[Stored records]
— START —
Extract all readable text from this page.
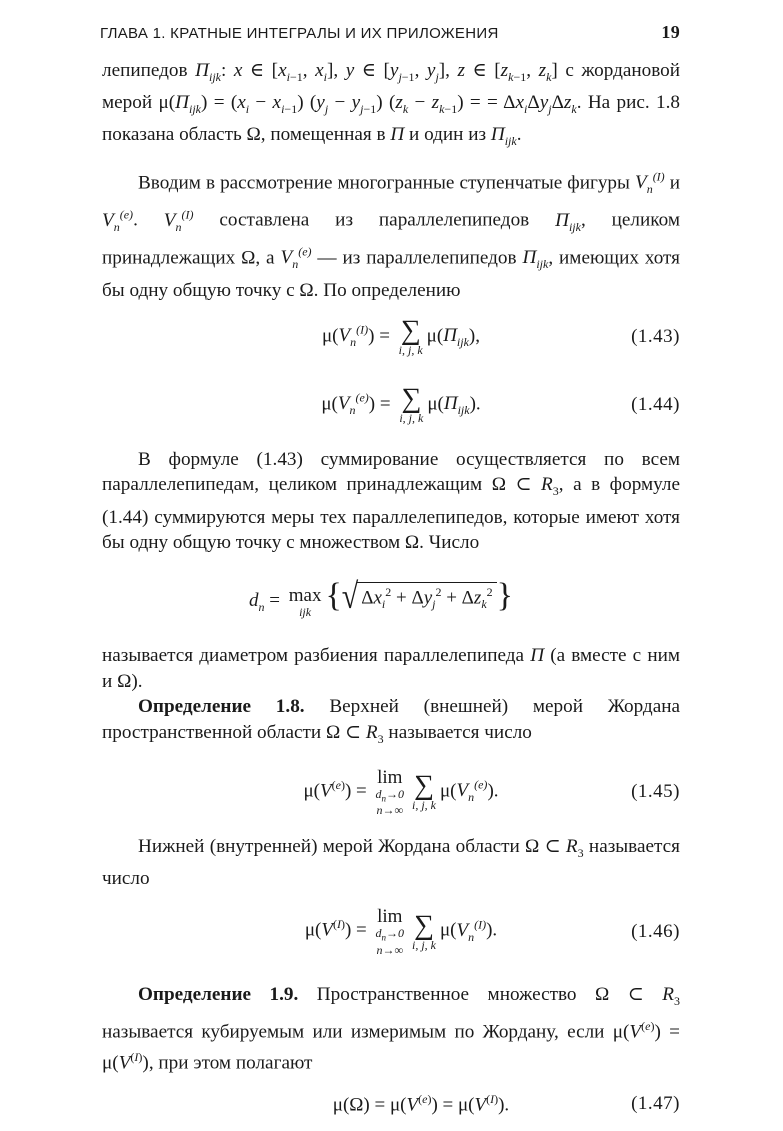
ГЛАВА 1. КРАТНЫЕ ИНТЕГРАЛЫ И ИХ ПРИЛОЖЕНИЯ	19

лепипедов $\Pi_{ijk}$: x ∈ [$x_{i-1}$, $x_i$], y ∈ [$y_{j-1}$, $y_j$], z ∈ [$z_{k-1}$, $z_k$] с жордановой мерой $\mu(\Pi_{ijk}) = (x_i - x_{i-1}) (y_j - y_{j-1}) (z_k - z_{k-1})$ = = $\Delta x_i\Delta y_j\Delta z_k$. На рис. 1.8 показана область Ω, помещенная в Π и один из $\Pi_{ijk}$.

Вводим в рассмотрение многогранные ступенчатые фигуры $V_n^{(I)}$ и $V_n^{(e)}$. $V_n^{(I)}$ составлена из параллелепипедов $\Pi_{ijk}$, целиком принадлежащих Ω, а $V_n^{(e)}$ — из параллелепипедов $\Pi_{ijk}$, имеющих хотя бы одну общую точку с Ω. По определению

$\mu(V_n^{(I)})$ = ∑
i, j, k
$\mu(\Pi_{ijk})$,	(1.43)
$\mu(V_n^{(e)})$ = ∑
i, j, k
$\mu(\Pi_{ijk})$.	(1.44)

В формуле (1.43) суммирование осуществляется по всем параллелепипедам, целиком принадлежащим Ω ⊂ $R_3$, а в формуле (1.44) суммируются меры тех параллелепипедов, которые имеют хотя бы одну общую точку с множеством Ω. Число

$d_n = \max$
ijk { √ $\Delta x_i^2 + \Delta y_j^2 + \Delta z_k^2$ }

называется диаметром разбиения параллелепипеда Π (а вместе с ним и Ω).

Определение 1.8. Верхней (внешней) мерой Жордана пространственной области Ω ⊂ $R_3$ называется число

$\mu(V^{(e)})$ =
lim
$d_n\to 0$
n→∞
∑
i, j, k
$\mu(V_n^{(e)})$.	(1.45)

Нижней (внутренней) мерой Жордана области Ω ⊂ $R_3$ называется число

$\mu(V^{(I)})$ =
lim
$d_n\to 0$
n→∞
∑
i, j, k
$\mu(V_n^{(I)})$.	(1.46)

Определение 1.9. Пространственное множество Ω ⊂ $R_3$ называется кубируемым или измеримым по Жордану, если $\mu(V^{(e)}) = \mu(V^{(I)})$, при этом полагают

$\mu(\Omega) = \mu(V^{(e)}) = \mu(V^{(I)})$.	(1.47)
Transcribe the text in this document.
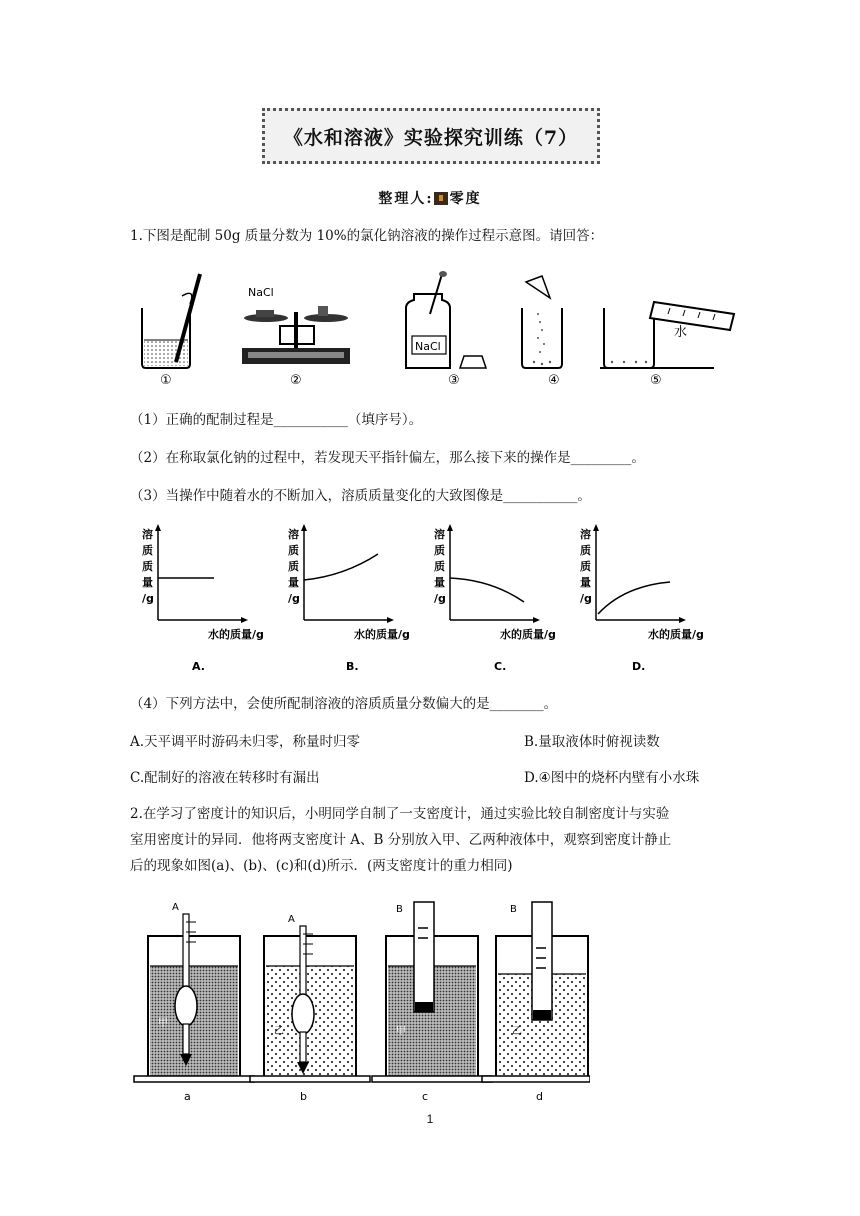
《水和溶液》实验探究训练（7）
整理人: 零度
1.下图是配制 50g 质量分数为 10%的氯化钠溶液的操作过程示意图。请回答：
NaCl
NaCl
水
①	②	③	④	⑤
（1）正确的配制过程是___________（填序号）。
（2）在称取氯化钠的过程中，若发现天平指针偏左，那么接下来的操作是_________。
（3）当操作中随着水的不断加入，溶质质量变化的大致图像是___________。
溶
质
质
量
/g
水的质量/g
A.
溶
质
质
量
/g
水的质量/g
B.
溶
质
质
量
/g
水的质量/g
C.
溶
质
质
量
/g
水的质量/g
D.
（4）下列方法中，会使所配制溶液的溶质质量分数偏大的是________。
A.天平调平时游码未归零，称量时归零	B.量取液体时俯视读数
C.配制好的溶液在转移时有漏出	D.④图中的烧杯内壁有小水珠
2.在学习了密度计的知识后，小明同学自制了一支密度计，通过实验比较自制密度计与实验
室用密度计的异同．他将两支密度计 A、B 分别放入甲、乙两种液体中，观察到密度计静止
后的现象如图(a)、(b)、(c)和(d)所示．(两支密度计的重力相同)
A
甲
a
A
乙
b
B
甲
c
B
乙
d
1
— END —
**WHAT TO DO:** Restate each of the entries above word for word and skip every image.

**OUTPUT FOR THIS EXERCISE:**
Extract all readable text from this page.
ГЛАВА 1. КРАТНЫЕ ИНТЕГРАЛЫ И ИХ ПРИЛОЖЕНИЯ	19

лепипедов $\Pi_{ijk}$: x ∈ [$x_{i-1}$, $x_i$], y ∈ [$y_{j-1}$, $y_j$], z ∈ [$z_{k-1}$, $z_k$] с жордановой мерой $\mu(\Pi_{ijk}) = (x_i - x_{i-1}) (y_j - y_{j-1}) (z_k - z_{k-1})$ = = $\Delta x_i\Delta y_j\Delta z_k$. На рис. 1.8 показана область Ω, помещенная в Π и один из $\Pi_{ijk}$.

Вводим в рассмотрение многогранные ступенчатые фигуры $V_n^{(I)}$ и $V_n^{(e)}$. $V_n^{(I)}$ составлена из параллелепипедов $\Pi_{ijk}$, целиком принадлежащих Ω, а $V_n^{(e)}$ — из параллелепипедов $\Pi_{ijk}$, имеющих хотя бы одну общую точку с Ω. По определению

$\mu(V_n^{(I)})$ = ∑
i, j, k
$\mu(\Pi_{ijk})$,	(1.43)
$\mu(V_n^{(e)})$ = ∑
i, j, k
$\mu(\Pi_{ijk})$.	(1.44)

В формуле (1.43) суммирование осуществляется по всем параллелепипедам, целиком принадлежащим Ω ⊂ $R_3$, а в формуле (1.44) суммируются меры тех параллелепипедов, которые имеют хотя бы одну общую точку с множеством Ω. Число

$d_n = \max$
ijk { √ $\Delta x_i^2 + \Delta y_j^2 + \Delta z_k^2$ }

называется диаметром разбиения параллелепипеда Π (а вместе с ним и Ω).

Определение 1.8. Верхней (внешней) мерой Жордана пространственной области Ω ⊂ $R_3$ называется число

$\mu(V^{(e)})$ =
lim
$d_n\to 0$
n→∞
∑
i, j, k
$\mu(V_n^{(e)})$.	(1.45)

Нижней (внутренней) мерой Жордана области Ω ⊂ $R_3$ называется число

$\mu(V^{(I)})$ =
lim
$d_n\to 0$
n→∞
∑
i, j, k
$\mu(V_n^{(I)})$.	(1.46)

Определение 1.9. Пространственное множество Ω ⊂ $R_3$ называется кубируемым или измеримым по Жордану, если $\mu(V^{(e)}) = \mu(V^{(I)})$, при этом полагают

$\mu(\Omega) = \mu(V^{(e)}) = \mu(V^{(I)})$.	(1.47)
Transcribe the text in this document.
《水和溶液》实验探究训练（7）
整理人: 零度
1.下图是配制 50g 质量分数为 10%的氯化钠溶液的操作过程示意图。请回答：
NaCl
NaCl
水
①	②	③	④	⑤
（1）正确的配制过程是___________（填序号）。
（2）在称取氯化钠的过程中，若发现天平指针偏左，那么接下来的操作是_________。
（3）当操作中随着水的不断加入，溶质质量变化的大致图像是___________。
溶
质
质
量
/g
水的质量/g
A.
溶
质
质
量
/g
水的质量/g
B.
溶
质
质
量
/g
水的质量/g
C.
溶
质
质
量
/g
水的质量/g
D.
（4）下列方法中，会使所配制溶液的溶质质量分数偏大的是________。
A.天平调平时游码未归零，称量时归零	B.量取液体时俯视读数
C.配制好的溶液在转移时有漏出	D.④图中的烧杯内壁有小水珠
2.在学习了密度计的知识后，小明同学自制了一支密度计，通过实验比较自制密度计与实验
室用密度计的异同．他将两支密度计 A、B 分别放入甲、乙两种液体中，观察到密度计静止
后的现象如图(a)、(b)、(c)和(d)所示．(两支密度计的重力相同)
A
甲
a
A
乙
b
B
甲
c
B
乙
d
1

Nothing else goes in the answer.